[Records contained in a dataset]
::::
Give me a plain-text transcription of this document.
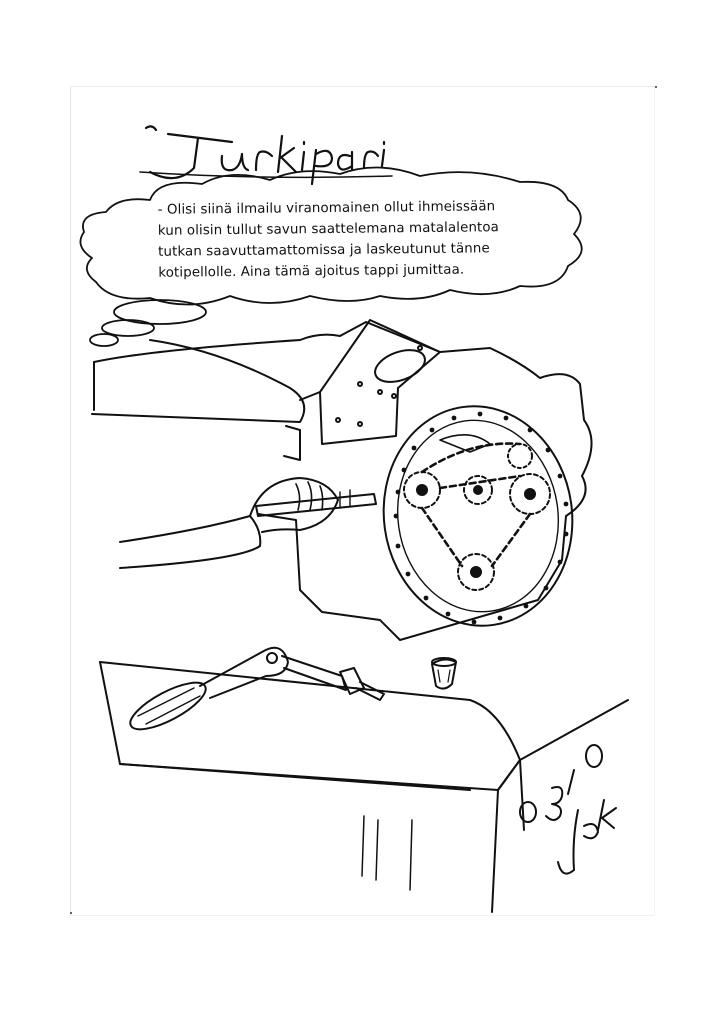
- Olisi siinä ilmailu viranomainen ollut ihmeissään
kun olisin tullut savun saattelemana matalalentoa
tutkan saavuttamattomissa ja laskeutunut tänne
kotipellolle. Aina tämä ajoitus tappi jumittaa.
::::
Reproduce the listing exactly. Leave its pictures out.

▸ **Exercise output**
Give me a plain-text transcription of this document.
- Olisi siinä ilmailu viranomainen ollut ihmeissään
kun olisin tullut savun saattelemana matalalentoa
tutkan saavuttamattomissa ja laskeutunut tänne
kotipellolle. Aina tämä ajoitus tappi jumittaa.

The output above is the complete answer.